┏━━

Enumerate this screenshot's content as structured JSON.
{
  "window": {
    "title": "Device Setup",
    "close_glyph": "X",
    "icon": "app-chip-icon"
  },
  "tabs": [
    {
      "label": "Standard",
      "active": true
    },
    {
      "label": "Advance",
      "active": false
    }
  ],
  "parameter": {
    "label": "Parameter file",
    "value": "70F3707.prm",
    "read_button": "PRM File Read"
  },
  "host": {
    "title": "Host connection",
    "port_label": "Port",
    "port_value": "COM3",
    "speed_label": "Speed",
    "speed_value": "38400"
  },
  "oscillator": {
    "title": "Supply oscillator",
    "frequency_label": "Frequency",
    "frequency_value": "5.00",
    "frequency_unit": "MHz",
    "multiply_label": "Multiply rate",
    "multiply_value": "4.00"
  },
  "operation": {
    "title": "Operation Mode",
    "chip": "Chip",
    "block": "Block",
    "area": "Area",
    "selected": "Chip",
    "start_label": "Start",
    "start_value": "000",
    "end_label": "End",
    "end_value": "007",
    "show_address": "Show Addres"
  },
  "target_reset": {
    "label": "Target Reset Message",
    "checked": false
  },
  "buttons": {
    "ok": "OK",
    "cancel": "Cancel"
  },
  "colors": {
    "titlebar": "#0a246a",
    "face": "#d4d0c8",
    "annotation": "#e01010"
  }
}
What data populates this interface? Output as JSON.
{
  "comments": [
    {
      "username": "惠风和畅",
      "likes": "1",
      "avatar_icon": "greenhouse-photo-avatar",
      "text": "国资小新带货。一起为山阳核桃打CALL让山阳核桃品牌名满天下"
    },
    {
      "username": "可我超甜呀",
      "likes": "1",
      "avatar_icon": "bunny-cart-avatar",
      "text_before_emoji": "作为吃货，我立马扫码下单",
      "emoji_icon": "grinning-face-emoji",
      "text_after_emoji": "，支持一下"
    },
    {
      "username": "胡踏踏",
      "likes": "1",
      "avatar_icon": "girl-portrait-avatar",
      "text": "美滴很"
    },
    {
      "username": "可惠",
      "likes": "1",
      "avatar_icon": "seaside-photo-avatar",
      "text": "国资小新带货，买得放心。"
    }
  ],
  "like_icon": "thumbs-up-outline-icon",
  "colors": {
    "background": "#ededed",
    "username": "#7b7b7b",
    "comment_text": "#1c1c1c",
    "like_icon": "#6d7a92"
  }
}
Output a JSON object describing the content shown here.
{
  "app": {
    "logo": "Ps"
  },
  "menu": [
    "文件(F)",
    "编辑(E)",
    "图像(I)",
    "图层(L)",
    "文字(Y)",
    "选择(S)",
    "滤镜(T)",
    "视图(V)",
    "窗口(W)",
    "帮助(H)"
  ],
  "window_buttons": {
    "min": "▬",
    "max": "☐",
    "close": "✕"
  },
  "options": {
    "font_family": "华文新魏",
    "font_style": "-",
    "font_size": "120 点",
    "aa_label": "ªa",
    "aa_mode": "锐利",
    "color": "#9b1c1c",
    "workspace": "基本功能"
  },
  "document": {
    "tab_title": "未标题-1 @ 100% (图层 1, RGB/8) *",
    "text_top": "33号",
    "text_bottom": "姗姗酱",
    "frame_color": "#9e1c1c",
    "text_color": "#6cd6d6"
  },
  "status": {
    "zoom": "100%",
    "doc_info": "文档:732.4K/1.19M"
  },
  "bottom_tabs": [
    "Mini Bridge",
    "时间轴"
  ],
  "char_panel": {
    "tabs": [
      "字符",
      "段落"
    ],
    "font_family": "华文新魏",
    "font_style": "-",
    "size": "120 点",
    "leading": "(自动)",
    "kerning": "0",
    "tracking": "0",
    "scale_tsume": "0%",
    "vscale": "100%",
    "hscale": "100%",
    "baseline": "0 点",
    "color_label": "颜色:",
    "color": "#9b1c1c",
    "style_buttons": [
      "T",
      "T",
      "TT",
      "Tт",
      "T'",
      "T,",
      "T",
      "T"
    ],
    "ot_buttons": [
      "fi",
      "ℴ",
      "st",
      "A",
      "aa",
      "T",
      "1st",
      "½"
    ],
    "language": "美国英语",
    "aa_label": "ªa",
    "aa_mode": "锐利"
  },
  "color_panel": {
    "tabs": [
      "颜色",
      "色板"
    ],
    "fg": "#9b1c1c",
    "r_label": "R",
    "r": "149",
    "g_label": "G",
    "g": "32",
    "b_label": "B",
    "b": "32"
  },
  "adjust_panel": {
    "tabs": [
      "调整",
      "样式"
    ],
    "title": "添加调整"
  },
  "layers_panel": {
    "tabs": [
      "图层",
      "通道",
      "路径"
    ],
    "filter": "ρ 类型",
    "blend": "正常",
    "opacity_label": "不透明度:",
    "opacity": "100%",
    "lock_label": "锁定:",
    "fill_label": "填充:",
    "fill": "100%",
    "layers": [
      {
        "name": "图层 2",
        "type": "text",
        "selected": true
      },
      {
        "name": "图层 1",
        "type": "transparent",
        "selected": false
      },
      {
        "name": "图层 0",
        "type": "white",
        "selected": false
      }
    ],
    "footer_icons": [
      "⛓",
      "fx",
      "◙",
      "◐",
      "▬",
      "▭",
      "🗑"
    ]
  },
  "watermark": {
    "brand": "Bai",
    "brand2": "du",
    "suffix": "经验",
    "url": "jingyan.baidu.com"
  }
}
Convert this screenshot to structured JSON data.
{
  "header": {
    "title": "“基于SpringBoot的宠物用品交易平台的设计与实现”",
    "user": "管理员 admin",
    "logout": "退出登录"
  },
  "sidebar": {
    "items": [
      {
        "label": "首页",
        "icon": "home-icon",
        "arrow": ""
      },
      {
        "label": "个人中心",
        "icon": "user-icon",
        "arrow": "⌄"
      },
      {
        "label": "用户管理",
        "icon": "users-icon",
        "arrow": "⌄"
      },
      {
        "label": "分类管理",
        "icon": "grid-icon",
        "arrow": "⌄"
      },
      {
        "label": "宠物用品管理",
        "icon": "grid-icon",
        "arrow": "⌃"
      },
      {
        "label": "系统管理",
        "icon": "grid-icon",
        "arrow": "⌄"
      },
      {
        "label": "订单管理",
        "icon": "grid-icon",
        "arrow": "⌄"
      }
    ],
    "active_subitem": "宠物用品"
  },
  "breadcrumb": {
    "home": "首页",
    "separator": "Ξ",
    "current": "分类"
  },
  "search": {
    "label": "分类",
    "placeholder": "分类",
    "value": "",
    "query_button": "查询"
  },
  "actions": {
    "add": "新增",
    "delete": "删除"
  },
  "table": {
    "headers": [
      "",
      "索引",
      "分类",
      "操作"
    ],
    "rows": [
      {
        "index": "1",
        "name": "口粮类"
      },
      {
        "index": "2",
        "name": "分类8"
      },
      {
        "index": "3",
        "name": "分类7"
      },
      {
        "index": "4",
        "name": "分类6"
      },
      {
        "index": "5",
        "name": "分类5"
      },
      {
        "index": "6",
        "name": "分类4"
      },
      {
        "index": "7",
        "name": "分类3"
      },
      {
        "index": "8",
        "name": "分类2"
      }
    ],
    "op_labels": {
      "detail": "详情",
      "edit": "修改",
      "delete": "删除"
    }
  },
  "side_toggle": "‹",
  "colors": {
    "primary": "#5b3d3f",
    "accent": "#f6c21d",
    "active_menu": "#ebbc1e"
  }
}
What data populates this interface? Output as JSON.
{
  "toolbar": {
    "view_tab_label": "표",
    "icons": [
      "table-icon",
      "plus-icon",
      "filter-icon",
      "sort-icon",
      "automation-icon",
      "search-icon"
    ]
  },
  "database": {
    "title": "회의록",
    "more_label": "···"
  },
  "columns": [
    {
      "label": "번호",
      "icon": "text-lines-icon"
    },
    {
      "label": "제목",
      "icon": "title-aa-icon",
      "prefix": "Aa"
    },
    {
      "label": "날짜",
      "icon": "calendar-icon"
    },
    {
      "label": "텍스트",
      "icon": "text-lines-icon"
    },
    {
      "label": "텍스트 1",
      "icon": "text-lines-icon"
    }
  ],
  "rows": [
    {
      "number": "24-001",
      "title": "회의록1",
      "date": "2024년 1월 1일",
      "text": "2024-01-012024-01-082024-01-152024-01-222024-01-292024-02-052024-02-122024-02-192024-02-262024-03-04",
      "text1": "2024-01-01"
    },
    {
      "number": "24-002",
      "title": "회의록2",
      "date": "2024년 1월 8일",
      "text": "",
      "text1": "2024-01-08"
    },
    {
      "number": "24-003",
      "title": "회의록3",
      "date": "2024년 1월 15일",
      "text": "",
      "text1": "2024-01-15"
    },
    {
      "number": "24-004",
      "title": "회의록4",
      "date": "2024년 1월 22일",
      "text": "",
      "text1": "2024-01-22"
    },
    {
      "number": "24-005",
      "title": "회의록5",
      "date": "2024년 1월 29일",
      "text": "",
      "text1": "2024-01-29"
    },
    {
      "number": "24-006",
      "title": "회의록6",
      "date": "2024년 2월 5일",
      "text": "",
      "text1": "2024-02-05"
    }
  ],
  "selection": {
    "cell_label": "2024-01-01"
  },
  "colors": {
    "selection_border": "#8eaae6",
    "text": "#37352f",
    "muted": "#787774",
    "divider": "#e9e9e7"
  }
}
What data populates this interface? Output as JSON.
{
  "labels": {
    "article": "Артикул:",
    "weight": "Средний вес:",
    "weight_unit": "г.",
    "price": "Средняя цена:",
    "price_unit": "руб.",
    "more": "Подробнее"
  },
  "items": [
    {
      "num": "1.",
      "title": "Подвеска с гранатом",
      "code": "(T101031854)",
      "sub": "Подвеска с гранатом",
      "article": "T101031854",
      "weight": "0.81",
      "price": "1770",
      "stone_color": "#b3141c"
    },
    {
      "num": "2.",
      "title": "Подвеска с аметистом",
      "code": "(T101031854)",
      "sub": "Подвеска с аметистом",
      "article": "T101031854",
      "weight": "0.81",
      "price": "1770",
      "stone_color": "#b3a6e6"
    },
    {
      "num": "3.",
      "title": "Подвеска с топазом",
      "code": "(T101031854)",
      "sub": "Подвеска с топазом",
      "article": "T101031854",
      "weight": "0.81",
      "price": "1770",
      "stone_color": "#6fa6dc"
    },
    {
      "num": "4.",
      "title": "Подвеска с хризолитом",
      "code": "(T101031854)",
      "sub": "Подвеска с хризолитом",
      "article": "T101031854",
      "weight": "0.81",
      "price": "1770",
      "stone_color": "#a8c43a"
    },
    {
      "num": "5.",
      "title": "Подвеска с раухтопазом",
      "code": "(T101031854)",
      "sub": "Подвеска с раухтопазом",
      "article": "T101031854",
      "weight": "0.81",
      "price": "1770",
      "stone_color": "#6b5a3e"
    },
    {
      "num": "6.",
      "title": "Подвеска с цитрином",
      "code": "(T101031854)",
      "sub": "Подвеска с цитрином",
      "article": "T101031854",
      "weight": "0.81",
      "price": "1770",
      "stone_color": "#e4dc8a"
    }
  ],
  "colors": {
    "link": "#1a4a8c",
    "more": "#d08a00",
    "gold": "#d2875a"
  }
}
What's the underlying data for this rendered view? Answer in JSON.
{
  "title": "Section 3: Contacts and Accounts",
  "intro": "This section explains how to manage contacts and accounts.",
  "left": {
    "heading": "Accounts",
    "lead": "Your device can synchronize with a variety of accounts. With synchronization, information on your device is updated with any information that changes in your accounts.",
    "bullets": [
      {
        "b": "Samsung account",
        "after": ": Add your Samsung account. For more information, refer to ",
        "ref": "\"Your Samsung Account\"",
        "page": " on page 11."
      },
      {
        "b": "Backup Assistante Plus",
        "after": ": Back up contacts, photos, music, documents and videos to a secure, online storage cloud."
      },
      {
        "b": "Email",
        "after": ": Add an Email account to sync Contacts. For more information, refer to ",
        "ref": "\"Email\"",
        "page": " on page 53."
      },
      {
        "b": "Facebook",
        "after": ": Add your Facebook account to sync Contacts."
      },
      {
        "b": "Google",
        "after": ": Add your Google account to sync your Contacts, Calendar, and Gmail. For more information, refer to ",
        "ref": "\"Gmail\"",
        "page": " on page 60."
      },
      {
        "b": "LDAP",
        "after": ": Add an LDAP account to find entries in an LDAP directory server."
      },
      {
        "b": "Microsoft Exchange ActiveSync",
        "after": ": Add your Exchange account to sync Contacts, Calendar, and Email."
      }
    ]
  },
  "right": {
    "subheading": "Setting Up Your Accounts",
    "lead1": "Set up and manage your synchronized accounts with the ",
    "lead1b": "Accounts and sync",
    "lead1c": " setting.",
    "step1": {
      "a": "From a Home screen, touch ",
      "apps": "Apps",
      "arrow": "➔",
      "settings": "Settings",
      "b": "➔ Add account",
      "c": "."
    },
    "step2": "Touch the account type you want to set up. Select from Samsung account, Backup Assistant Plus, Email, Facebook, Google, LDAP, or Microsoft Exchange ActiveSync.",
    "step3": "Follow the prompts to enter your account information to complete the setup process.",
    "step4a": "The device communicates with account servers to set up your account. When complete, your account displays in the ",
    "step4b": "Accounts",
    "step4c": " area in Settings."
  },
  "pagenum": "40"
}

┗━━

> [GIVEN PROBLEM]:
Lines containing the word "oscillator" must all be returned from the material above.

> [CORRECT OUTPUT]:
  "oscillator": {
    "title": "Supply oscillator",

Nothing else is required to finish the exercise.